Source text

= Principal ideal ring =

Ring in which every ideal is principal

In mathematics, a principal right (left) ideal ring is a ring R in which every right (left) ideal is of the form xR (Rx) for some element x of R. (The right and left ideals of this form, generated by one element, are called principal ideals.) When this is satisfied for both left and right ideals, such as the case when R is a commutative ring, R can be called a principal ideal ring, or simply principal ring.

If only the finitely generated right ideals of R are principal, then R is called a right Bézout ring. Left Bézout rings are defined similarly. These conditions are studied in domains as Bézout domains.

A principal ideal ring which is also an integral domain is said to be a principal ideal domain (PID). In this article the focus is on the more general concept of a principal ideal ring which is not necessarily a domain.

==General properties==
If R is a principal right ideal ring, then it is certainly a right Noetherian ring, since every right ideal is finitely generated. It is also a right Bézout ring since all finitely generated right ideals are principal. Indeed, it is clear that principal right ideal rings are exactly the rings which are both right Bézout and right Noetherian.

Written problem 1
Answer these from the text on principal ideal rings:
(a) What is R called if only its finitely generated right ideals are principal?
(b) What name does a principal ideal ring that is also an integral domain get?
(c) Principal right ideal rings are exactly the rings that are both what?
Written problem 2
Please extend the text on principal ideal rings, starting after its final sentence.

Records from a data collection
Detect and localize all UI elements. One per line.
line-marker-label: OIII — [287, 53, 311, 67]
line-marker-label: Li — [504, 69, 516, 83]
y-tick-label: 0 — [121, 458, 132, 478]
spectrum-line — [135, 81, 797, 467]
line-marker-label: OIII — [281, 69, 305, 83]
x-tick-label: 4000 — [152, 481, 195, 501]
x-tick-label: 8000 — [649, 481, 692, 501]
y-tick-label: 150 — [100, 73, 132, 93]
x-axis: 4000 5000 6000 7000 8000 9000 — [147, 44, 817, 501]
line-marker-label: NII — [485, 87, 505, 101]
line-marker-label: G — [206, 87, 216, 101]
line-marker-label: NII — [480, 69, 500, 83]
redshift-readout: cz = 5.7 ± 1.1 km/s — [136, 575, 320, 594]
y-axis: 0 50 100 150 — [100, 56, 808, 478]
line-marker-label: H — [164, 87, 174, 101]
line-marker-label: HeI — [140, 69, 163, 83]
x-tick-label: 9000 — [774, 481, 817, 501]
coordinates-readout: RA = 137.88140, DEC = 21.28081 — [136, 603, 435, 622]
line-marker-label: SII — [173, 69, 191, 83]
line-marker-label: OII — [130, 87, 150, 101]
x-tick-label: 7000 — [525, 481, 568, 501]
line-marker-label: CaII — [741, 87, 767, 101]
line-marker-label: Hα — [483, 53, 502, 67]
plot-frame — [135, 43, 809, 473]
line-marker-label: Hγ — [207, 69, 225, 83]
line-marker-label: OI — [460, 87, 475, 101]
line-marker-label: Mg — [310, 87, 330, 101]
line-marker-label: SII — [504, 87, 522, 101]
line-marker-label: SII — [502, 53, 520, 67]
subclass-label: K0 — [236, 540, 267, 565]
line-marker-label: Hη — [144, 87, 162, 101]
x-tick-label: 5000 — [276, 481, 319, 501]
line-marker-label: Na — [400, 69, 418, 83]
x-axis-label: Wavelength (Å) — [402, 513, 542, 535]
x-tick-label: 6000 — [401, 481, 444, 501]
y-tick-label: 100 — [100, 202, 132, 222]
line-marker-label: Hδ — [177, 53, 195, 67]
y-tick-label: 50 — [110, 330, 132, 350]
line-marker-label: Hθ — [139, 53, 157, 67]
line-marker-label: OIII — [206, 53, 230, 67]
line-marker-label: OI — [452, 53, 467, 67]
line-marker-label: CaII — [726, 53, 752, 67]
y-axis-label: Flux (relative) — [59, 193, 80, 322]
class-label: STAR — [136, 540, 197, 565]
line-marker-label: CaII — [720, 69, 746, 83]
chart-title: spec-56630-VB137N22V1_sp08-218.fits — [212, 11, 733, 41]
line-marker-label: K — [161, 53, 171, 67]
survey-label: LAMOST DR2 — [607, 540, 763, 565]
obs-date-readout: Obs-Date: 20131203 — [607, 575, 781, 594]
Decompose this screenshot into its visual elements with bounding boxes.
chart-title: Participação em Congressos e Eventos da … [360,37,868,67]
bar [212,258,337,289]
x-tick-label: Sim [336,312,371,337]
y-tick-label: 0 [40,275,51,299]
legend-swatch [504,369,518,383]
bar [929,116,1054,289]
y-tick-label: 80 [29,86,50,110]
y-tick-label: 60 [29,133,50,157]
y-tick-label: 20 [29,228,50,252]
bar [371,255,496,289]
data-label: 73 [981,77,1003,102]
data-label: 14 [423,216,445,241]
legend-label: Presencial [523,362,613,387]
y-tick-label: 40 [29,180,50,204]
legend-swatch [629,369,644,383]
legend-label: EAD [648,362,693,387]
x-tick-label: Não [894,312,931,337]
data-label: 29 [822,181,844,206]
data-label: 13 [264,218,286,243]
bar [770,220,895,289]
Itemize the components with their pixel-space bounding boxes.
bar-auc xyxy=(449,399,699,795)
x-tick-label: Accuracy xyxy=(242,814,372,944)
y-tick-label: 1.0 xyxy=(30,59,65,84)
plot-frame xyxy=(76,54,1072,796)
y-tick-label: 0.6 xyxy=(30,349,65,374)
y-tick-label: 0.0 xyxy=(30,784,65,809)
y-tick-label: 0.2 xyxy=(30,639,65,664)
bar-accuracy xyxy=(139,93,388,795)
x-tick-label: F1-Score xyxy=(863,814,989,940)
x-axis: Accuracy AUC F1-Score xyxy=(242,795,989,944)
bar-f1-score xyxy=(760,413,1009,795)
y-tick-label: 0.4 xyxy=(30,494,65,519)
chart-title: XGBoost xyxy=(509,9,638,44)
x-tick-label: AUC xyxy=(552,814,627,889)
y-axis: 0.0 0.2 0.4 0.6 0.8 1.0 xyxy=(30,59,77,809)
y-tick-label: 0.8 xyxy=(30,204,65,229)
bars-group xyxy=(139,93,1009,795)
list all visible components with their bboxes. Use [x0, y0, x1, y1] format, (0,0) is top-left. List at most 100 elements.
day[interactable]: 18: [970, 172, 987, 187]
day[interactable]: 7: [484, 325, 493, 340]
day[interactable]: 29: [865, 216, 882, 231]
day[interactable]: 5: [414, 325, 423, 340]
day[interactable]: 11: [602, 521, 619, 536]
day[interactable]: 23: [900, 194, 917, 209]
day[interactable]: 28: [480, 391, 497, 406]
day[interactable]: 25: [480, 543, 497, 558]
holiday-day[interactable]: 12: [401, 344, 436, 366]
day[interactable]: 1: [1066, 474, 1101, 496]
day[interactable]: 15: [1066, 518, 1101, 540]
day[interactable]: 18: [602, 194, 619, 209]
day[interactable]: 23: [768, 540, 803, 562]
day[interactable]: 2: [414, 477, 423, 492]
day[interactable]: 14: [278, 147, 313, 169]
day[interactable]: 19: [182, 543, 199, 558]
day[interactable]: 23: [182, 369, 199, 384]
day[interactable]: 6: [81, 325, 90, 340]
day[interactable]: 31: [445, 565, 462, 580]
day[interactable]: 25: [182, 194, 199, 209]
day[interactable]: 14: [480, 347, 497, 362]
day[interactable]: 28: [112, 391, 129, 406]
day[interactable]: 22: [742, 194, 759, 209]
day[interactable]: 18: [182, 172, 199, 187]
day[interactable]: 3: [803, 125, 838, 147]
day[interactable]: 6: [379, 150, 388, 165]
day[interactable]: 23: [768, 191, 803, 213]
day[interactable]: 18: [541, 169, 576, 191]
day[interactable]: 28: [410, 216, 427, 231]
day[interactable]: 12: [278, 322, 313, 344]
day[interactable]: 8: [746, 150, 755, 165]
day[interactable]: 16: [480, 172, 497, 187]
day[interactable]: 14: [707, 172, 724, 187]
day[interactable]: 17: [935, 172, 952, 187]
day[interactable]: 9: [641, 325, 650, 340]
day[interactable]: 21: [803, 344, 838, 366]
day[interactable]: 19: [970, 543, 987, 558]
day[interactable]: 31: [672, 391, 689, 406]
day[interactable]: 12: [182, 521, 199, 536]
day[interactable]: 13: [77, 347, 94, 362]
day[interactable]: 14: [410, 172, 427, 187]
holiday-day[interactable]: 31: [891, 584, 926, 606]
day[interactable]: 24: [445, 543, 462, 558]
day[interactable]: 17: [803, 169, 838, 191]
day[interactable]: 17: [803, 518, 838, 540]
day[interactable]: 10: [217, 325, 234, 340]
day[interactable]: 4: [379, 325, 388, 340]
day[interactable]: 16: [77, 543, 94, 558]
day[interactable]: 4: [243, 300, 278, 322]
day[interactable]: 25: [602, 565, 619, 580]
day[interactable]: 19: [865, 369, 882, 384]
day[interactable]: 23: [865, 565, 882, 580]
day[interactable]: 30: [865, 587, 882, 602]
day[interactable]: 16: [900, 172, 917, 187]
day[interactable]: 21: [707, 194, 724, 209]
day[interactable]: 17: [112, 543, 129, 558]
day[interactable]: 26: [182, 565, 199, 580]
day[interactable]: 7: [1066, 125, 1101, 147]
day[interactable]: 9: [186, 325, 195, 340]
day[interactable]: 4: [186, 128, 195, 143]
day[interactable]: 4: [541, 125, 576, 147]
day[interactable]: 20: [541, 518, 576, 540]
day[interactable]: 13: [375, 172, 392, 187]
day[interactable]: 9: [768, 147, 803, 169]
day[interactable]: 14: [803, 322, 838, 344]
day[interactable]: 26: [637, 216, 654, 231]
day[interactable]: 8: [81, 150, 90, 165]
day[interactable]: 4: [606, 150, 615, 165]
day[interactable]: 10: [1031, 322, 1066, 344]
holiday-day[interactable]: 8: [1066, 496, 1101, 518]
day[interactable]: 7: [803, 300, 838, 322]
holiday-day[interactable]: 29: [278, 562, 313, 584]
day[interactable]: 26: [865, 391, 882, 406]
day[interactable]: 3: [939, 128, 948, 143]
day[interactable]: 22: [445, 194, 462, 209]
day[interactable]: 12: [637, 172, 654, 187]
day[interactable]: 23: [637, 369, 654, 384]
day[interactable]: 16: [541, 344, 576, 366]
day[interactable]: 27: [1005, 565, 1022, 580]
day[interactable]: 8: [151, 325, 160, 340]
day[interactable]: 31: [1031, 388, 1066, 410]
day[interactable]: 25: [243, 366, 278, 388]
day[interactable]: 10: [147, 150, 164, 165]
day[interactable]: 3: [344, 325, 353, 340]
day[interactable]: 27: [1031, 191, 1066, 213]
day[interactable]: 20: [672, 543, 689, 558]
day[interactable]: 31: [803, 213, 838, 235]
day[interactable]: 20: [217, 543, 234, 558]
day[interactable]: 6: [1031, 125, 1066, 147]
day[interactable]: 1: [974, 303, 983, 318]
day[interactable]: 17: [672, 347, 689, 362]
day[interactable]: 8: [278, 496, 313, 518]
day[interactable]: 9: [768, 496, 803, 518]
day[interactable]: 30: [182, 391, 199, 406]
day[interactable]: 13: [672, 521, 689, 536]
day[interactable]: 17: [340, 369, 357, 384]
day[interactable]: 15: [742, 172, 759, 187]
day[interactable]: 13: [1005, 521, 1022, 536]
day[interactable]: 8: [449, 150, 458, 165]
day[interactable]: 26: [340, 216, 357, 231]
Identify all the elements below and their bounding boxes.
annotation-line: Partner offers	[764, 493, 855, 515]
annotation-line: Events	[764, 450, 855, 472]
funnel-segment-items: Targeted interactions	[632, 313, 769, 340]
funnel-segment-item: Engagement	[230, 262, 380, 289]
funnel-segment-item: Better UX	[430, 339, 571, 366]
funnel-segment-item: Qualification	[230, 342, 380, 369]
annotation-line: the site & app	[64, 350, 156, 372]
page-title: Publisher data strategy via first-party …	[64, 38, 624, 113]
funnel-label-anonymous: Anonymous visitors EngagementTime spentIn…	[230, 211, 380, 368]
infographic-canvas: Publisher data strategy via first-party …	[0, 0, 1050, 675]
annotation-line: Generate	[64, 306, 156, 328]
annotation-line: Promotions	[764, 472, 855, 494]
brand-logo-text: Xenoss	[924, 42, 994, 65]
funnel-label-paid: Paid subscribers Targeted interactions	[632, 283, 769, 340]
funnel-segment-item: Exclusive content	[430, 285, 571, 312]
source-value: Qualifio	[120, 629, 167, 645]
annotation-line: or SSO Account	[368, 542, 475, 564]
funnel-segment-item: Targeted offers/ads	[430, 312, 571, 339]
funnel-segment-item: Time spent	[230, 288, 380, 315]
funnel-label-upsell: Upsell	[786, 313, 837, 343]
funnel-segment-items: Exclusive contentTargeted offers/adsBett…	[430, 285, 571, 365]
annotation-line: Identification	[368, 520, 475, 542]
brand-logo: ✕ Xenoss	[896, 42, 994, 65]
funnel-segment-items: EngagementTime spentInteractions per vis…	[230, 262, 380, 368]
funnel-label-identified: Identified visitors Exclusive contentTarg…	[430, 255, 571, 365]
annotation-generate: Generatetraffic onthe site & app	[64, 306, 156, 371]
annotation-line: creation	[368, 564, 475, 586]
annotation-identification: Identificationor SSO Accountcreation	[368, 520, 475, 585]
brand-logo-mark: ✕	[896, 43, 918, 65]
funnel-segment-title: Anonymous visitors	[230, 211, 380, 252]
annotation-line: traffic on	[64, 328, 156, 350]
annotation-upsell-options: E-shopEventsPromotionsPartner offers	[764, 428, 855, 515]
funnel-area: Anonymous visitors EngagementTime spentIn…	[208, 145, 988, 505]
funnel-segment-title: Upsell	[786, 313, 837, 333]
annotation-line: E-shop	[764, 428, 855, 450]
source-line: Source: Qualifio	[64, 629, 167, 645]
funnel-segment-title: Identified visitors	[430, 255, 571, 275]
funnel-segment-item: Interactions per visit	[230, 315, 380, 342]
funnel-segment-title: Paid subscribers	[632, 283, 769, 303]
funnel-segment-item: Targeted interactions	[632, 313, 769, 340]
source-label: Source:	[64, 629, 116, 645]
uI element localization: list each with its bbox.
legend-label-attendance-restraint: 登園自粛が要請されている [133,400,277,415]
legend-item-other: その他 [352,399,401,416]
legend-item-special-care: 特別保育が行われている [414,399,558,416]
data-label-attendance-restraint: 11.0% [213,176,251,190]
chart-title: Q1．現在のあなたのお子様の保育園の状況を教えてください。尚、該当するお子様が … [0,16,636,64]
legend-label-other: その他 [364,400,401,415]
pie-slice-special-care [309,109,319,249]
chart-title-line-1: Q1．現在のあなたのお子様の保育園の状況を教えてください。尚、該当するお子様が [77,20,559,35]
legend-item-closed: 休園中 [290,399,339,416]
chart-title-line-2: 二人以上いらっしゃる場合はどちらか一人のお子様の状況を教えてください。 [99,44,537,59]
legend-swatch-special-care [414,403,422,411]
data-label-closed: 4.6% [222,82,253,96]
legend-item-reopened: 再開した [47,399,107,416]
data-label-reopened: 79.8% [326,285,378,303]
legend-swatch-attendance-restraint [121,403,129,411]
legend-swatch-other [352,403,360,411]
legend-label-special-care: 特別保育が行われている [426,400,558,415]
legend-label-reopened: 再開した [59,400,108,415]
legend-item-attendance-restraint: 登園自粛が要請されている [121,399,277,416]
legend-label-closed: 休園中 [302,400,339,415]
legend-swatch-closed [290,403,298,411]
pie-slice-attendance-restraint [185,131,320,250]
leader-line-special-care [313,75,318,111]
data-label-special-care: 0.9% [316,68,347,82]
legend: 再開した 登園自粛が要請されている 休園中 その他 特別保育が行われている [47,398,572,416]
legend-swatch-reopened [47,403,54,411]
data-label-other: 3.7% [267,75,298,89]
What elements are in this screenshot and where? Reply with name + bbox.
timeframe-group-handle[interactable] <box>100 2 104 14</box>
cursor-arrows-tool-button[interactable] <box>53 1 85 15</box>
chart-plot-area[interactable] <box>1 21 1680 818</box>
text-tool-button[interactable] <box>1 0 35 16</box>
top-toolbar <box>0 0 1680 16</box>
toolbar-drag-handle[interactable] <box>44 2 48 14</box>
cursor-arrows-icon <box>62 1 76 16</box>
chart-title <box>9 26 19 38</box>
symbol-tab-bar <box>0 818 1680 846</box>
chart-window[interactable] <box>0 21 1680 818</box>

Expected answer 1
(a) A right Bézout ring.
(b) A principal ideal domain (PID).
(c) Right Bézout and right Noetherian.

Expected answer 2
Principal right ideal rings are closed under finite direct products. If $R=\prod_{i=1}^nR_i$, then each right ideal of R is of the form $A=\prod_{i=1}^nA_i$, where each $A_i$ is a right ideal of R_{i}. If all the R_{i} are principal right ideal rings, then A_{i}=x_{i}R_{i}, and then it can be seen that $(x_1,\ldots,x_n)R=A$. Without much more effort, it can be shown that right Bézout rings are also closed under finite direct products.

Principal right ideal rings and right Bézout rings are also closed under quotients, that is, if I is a proper ideal of principal right ideal ring R, then the quotient ring R/I is also principal right ideal ring. This follows readily from the isomorphism theorems for rings.

All properties above have left analogues as well.

== Commutative examples ==

1. The ring of integers: $\mathbb{Z}$
2. The integers modulo n: $\mathbb{Z}/n\mathbb{Z}$.
3. Let $R_1,\ldots,R_n$ be rings and $R = \prod_{i=1}^n R_i$. Then R is a principal ring if and only if R_{i} is a principal ring for all i.
4. The localization of a principal ring at any multiplicative subset is again a principal ring. Similarly, any quotient of a principal ring is again a principal ring.
5. Let R be a Dedekind domain and I be a nonzero ideal of R. Then the quotient R/I is a principal ring. Indeed, we may factor I as a product of prime powers: $I = \prod_{i=1}^n P_i^{a_i}$, and by the Chinese Remainder Theorem $R/I \cong \prod_{i=1}^n R/P_i^{a_i}$, so it suffices to see that each $R/P_i^{a_i}$ is a principal ring. But $R/P_i^{a_i}$ is isomorphic to the quotient $R_{P_i}/P_i^{a_i} R_{P_i}$ of the discrete valuation ring $R_{P_i}$ and, being a quotient of a principal ring, is itself a principal ring.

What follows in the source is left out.